**Given records**

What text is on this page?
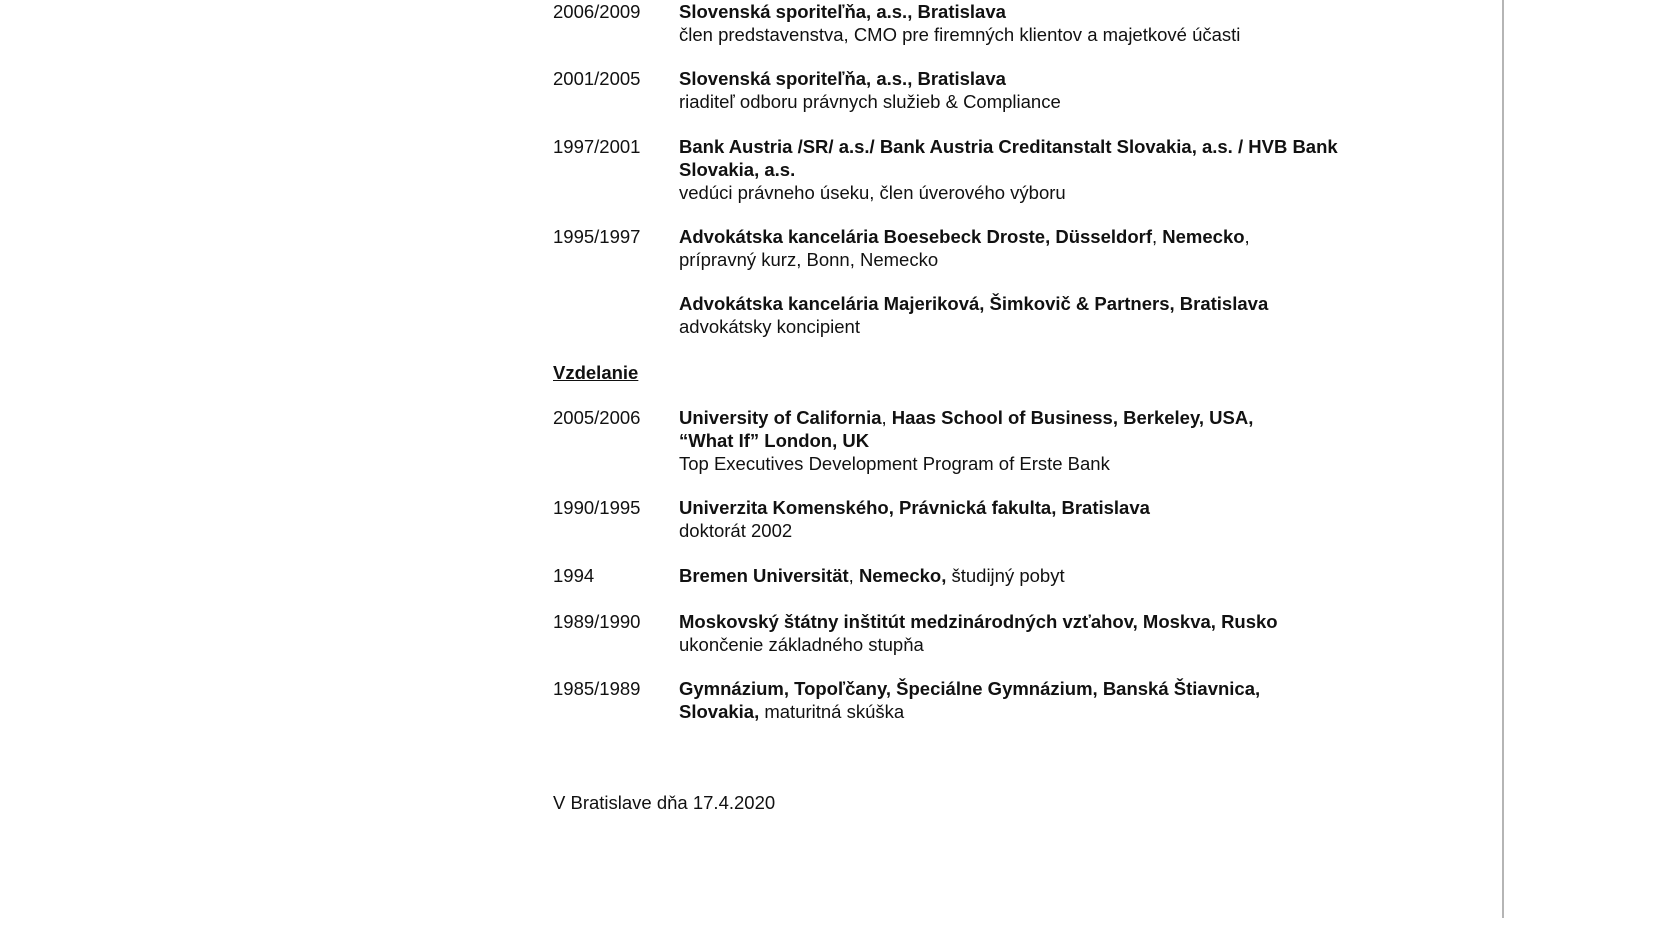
2006/2009	Slovenská sporiteľňa, a.s., Bratislava
člen predstavenstva, CMO pre firemných klientov a majetkové účasti
2001/2005	Slovenská sporiteľňa, a.s., Bratislava
riaditeľ odboru právnych služieb & Compliance
1997/2001	Bank Austria /SR/ a.s./ Bank Austria Creditanstalt Slovakia, a.s. / HVB Bank
Slovakia, a.s.
vedúci právneho úseku, člen úverového výboru
1995/1997	Advokátska kancelária Boesebeck Droste, Düsseldorf, Nemecko,
prípravný kurz, Bonn, Nemecko
Advokátska kancelária Majeriková, Šimkovič & Partners, Bratislava
advokátsky koncipient
Vzdelanie
2005/2006	University of California, Haas School of Business, Berkeley, USA,
“What If” London, UK
Top Executives Development Program of Erste Bank
1990/1995	Univerzita Komenského, Právnická fakulta, Bratislava
doktorát 2002
1994	Bremen Universität, Nemecko, študijný pobyt
1989/1990	Moskovský štátny inštitút medzinárodných vzťahov, Moskva, Rusko
ukončenie základného stupňa
1985/1989	Gymnázium, Topoľčany, Špeciálne Gymnázium, Banská Štiavnica,
Slovakia, maturitná skúška
V Bratislave dňa 17.4.2020
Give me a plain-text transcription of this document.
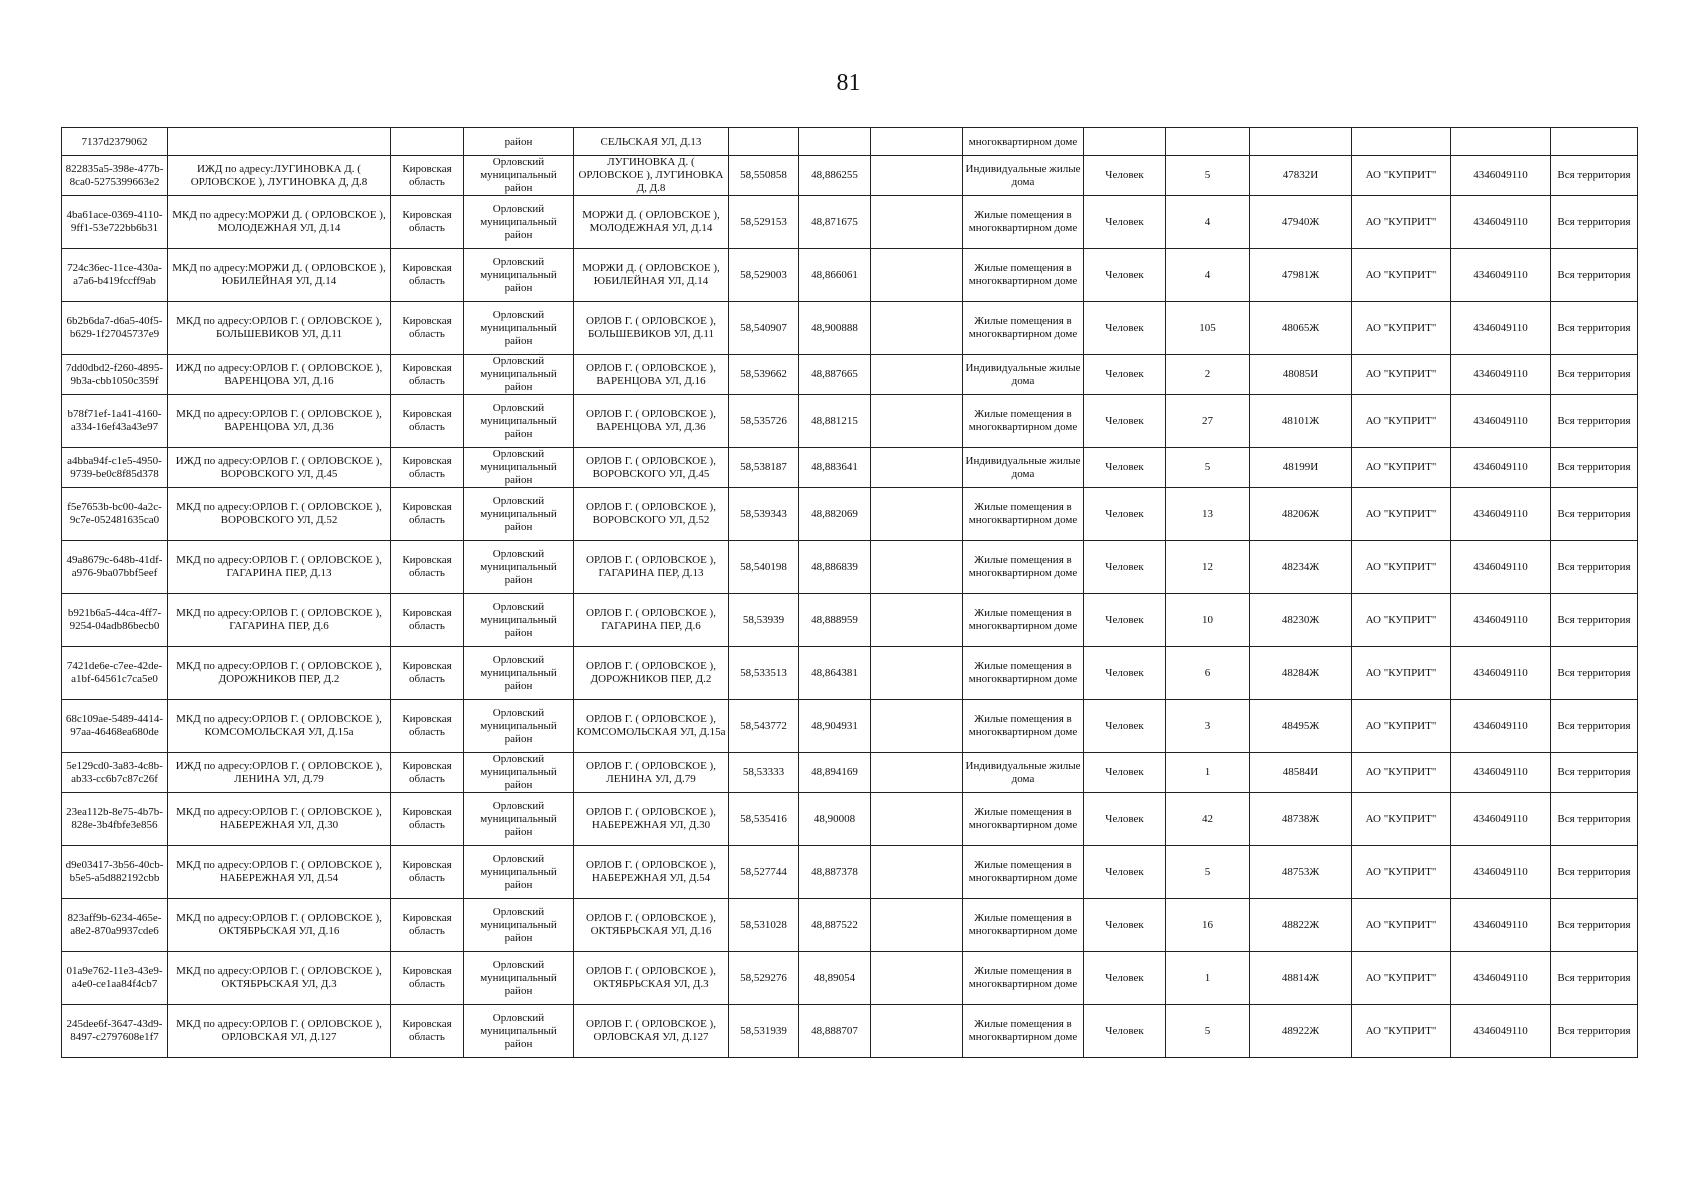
81
7137d2379062			район	СЕЛЬСКАЯ УЛ, Д.13				многоквартирном доме						
822835a5-398e-477b-8ca0-5275399663e2	ИЖД по адресу:ЛУГИНОВКА Д. ( ОРЛОВСКОЕ ), ЛУГИНОВКА Д, Д.8	Кировская область	Орловский муниципальный район	ЛУГИНОВКА Д. ( ОРЛОВСКОЕ ), ЛУГИНОВКА Д, Д.8	58,550858	48,886255		Индивидуальные жилые дома	Человек	5	47832И	АО "КУПРИТ"	4346049110	Вся территория
4ba61ace-0369-4110-9ff1-53e722bb6b31	МКД по адресу:МОРЖИ Д. ( ОРЛОВСКОЕ ), МОЛОДЕЖНАЯ УЛ, Д.14	Кировская область	Орловский муниципальный район	МОРЖИ Д. ( ОРЛОВСКОЕ ), МОЛОДЕЖНАЯ УЛ, Д.14	58,529153	48,871675		Жилые помещения в многоквартирном доме	Человек	4	47940Ж	АО "КУПРИТ"	4346049110	Вся территория
724c36ec-11ce-430a-a7a6-b419fccff9ab	МКД по адресу:МОРЖИ Д. ( ОРЛОВСКОЕ ), ЮБИЛЕЙНАЯ УЛ, Д.14	Кировская область	Орловский муниципальный район	МОРЖИ Д. ( ОРЛОВСКОЕ ), ЮБИЛЕЙНАЯ УЛ, Д.14	58,529003	48,866061		Жилые помещения в многоквартирном доме	Человек	4	47981Ж	АО "КУПРИТ"	4346049110	Вся территория
6b2b6da7-d6a5-40f5-b629-1f27045737e9	МКД по адресу:ОРЛОВ Г. ( ОРЛОВСКОЕ ), БОЛЬШЕВИКОВ УЛ, Д.11	Кировская область	Орловский муниципальный район	ОРЛОВ Г. ( ОРЛОВСКОЕ ), БОЛЬШЕВИКОВ УЛ, Д.11	58,540907	48,900888		Жилые помещения в многоквартирном доме	Человек	105	48065Ж	АО "КУПРИТ"	4346049110	Вся территория
7dd0dbd2-f260-4895-9b3a-cbb1050c359f	ИЖД по адресу:ОРЛОВ Г. ( ОРЛОВСКОЕ ), ВАРЕНЦОВА УЛ, Д.16	Кировская область	Орловский муниципальный район	ОРЛОВ Г. ( ОРЛОВСКОЕ ), ВАРЕНЦОВА УЛ, Д.16	58,539662	48,887665		Индивидуальные жилые дома	Человек	2	48085И	АО "КУПРИТ"	4346049110	Вся территория
b78f71ef-1a41-4160-a334-16ef43a43e97	МКД по адресу:ОРЛОВ Г. ( ОРЛОВСКОЕ ), ВАРЕНЦОВА УЛ, Д.36	Кировская область	Орловский муниципальный район	ОРЛОВ Г. ( ОРЛОВСКОЕ ), ВАРЕНЦОВА УЛ, Д.36	58,535726	48,881215		Жилые помещения в многоквартирном доме	Человек	27	48101Ж	АО "КУПРИТ"	4346049110	Вся территория
a4bba94f-c1e5-4950-9739-be0c8f85d378	ИЖД по адресу:ОРЛОВ Г. ( ОРЛОВСКОЕ ), ВОРОВСКОГО УЛ, Д.45	Кировская область	Орловский муниципальный район	ОРЛОВ Г. ( ОРЛОВСКОЕ ), ВОРОВСКОГО УЛ, Д.45	58,538187	48,883641		Индивидуальные жилые дома	Человек	5	48199И	АО "КУПРИТ"	4346049110	Вся территория
f5e7653b-bc00-4a2c-9c7e-052481635ca0	МКД по адресу:ОРЛОВ Г. ( ОРЛОВСКОЕ ), ВОРОВСКОГО УЛ, Д.52	Кировская область	Орловский муниципальный район	ОРЛОВ Г. ( ОРЛОВСКОЕ ), ВОРОВСКОГО УЛ, Д.52	58,539343	48,882069		Жилые помещения в многоквартирном доме	Человек	13	48206Ж	АО "КУПРИТ"	4346049110	Вся территория
49a8679c-648b-41df-a976-9ba07bbf5eef	МКД по адресу:ОРЛОВ Г. ( ОРЛОВСКОЕ ), ГАГАРИНА ПЕР, Д.13	Кировская область	Орловский муниципальный район	ОРЛОВ Г. ( ОРЛОВСКОЕ ), ГАГАРИНА ПЕР, Д.13	58,540198	48,886839		Жилые помещения в многоквартирном доме	Человек	12	48234Ж	АО "КУПРИТ"	4346049110	Вся территория
b921b6a5-44ca-4ff7-9254-04adb86becb0	МКД по адресу:ОРЛОВ Г. ( ОРЛОВСКОЕ ), ГАГАРИНА ПЕР, Д.6	Кировская область	Орловский муниципальный район	ОРЛОВ Г. ( ОРЛОВСКОЕ ), ГАГАРИНА ПЕР, Д.6	58,53939	48,888959		Жилые помещения в многоквартирном доме	Человек	10	48230Ж	АО "КУПРИТ"	4346049110	Вся территория
7421de6e-c7ee-42de-a1bf-64561c7ca5e0	МКД по адресу:ОРЛОВ Г. ( ОРЛОВСКОЕ ), ДОРОЖНИКОВ ПЕР, Д.2	Кировская область	Орловский муниципальный район	ОРЛОВ Г. ( ОРЛОВСКОЕ ), ДОРОЖНИКОВ ПЕР, Д.2	58,533513	48,864381		Жилые помещения в многоквартирном доме	Человек	6	48284Ж	АО "КУПРИТ"	4346049110	Вся территория
68c109ae-5489-4414-97aa-46468ea680de	МКД по адресу:ОРЛОВ Г. ( ОРЛОВСКОЕ ), КОМСОМОЛЬСКАЯ УЛ, Д.15а	Кировская область	Орловский муниципальный район	ОРЛОВ Г. ( ОРЛОВСКОЕ ), КОМСОМОЛЬСКАЯ УЛ, Д.15а	58,543772	48,904931		Жилые помещения в многоквартирном доме	Человек	3	48495Ж	АО "КУПРИТ"	4346049110	Вся территория
5e129cd0-3a83-4c8b-ab33-cc6b7c87c26f	ИЖД по адресу:ОРЛОВ Г. ( ОРЛОВСКОЕ ), ЛЕНИНА УЛ, Д.79	Кировская область	Орловский муниципальный район	ОРЛОВ Г. ( ОРЛОВСКОЕ ), ЛЕНИНА УЛ, Д.79	58,53333	48,894169		Индивидуальные жилые дома	Человек	1	48584И	АО "КУПРИТ"	4346049110	Вся территория
23ea112b-8e75-4b7b-828e-3b4fbfe3e856	МКД по адресу:ОРЛОВ Г. ( ОРЛОВСКОЕ ), НАБЕРЕЖНАЯ УЛ, Д.30	Кировская область	Орловский муниципальный район	ОРЛОВ Г. ( ОРЛОВСКОЕ ), НАБЕРЕЖНАЯ УЛ, Д.30	58,535416	48,90008		Жилые помещения в многоквартирном доме	Человек	42	48738Ж	АО "КУПРИТ"	4346049110	Вся территория
d9e03417-3b56-40cb-b5e5-a5d882192cbb	МКД по адресу:ОРЛОВ Г. ( ОРЛОВСКОЕ ), НАБЕРЕЖНАЯ УЛ, Д.54	Кировская область	Орловский муниципальный район	ОРЛОВ Г. ( ОРЛОВСКОЕ ), НАБЕРЕЖНАЯ УЛ, Д.54	58,527744	48,887378		Жилые помещения в многоквартирном доме	Человек	5	48753Ж	АО "КУПРИТ"	4346049110	Вся территория
823aff9b-6234-465e-a8e2-870a9937cde6	МКД по адресу:ОРЛОВ Г. ( ОРЛОВСКОЕ ), ОКТЯБРЬСКАЯ УЛ, Д.16	Кировская область	Орловский муниципальный район	ОРЛОВ Г. ( ОРЛОВСКОЕ ), ОКТЯБРЬСКАЯ УЛ, Д.16	58,531028	48,887522		Жилые помещения в многоквартирном доме	Человек	16	48822Ж	АО "КУПРИТ"	4346049110	Вся территория
01a9e762-11e3-43e9-a4e0-ce1aa84f4cb7	МКД по адресу:ОРЛОВ Г. ( ОРЛОВСКОЕ ), ОКТЯБРЬСКАЯ УЛ, Д.3	Кировская область	Орловский муниципальный район	ОРЛОВ Г. ( ОРЛОВСКОЕ ), ОКТЯБРЬСКАЯ УЛ, Д.3	58,529276	48,89054		Жилые помещения в многоквартирном доме	Человек	1	48814Ж	АО "КУПРИТ"	4346049110	Вся территория
245dee6f-3647-43d9-8497-c2797608e1f7	МКД по адресу:ОРЛОВ Г. ( ОРЛОВСКОЕ ), ОРЛОВСКАЯ УЛ, Д.127	Кировская область	Орловский муниципальный район	ОРЛОВ Г. ( ОРЛОВСКОЕ ), ОРЛОВСКАЯ УЛ, Д.127	58,531939	48,888707		Жилые помещения в многоквартирном доме	Человек	5	48922Ж	АО "КУПРИТ"	4346049110	Вся территория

**Prompt**
Copy all lines of the material above where the string "text" occurs.

**Output of the task**
What text is on this page?
Give me a plain-text transcription of this document.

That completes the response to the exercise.